> [REQUEST]
Copy the data that follows, character for character, minus the pictures.

═════ RECORDS SUPPLIED

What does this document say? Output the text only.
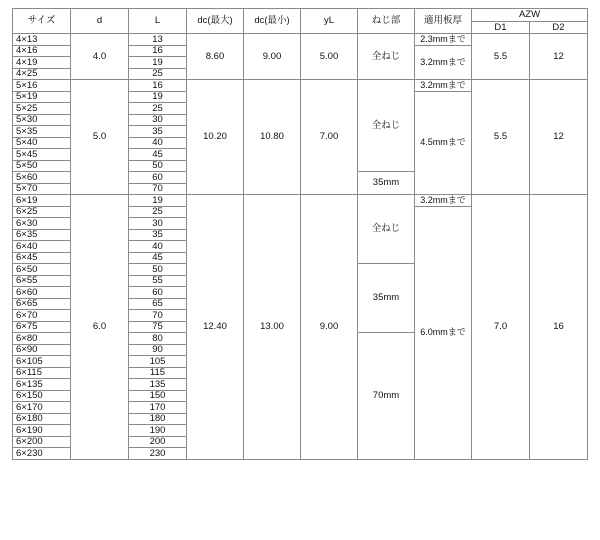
サイズ	d	L	dc(最大)	dc(最小)	yL	ねじ部	適用板厚	AZW	
								D1	D2
4×13	4.0	13	8.60	9.00	5.00	全ねじ	2.3mmまで	5.5	12
4×16		16					3.2mmまで		
4×19		19							
4×25		25							
5×16	5.0	16	10.20	10.80	7.00	全ねじ	3.2mmまで	5.5	12
5×19		19					4.5mmまで		
5×25		25							
5×30		30							
5×35		35							
5×40		40							
5×45		45							
5×50		50							
5×60		60				35mm			
5×70		70							
6×19	6.0	19	12.40	13.00	9.00	全ねじ	3.2mmまで	7.0	16
6×25		25					6.0mmまで		
6×30		30							
6×35		35							
6×40		40							
6×45		45							
6×50		50				35mm			
6×55		55							
6×60		60							
6×65		65							
6×70		70							
6×75		75							
6×80		80				70mm			
6×90		90							
6×105		105							
6×115		115							
6×135		135							
6×150		150							
6×170		170							
6×180		180							
6×190		190							
6×200		200							
6×230		230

══════════

> [OUTPUT FOR THIS EXERCISE]
What does this document say? Output the text only.
サイズ	d	L	dc(最大)	dc(最小)	yL	ねじ部	適用板厚	AZW	
								D1	D2
4×13	4.0	13	8.60	9.00	5.00	全ねじ	2.3mmまで	5.5	12
4×16		16					3.2mmまで		
4×19		19							
4×25		25							
5×16	5.0	16	10.20	10.80	7.00	全ねじ	3.2mmまで	5.5	12
5×19		19					4.5mmまで		
5×25		25							
5×30		30							
5×35		35							
5×40		40							
5×45		45							
5×50		50							
5×60		60				35mm			
5×70		70							
6×19	6.0	19	12.40	13.00	9.00	全ねじ	3.2mmまで	7.0	16
6×25		25					6.0mmまで		
6×30		30							
6×35		35							
6×40		40							
6×45		45							
6×50		50				35mm			
6×55		55							
6×60		60							
6×65		65							
6×70		70							
6×75		75							
6×80		80				70mm			
6×90		90							
6×105		105							
6×115		115							
6×135		135							
6×150		150							
6×170		170							
6×180		180							
6×190		190							
6×200		200							
6×230		230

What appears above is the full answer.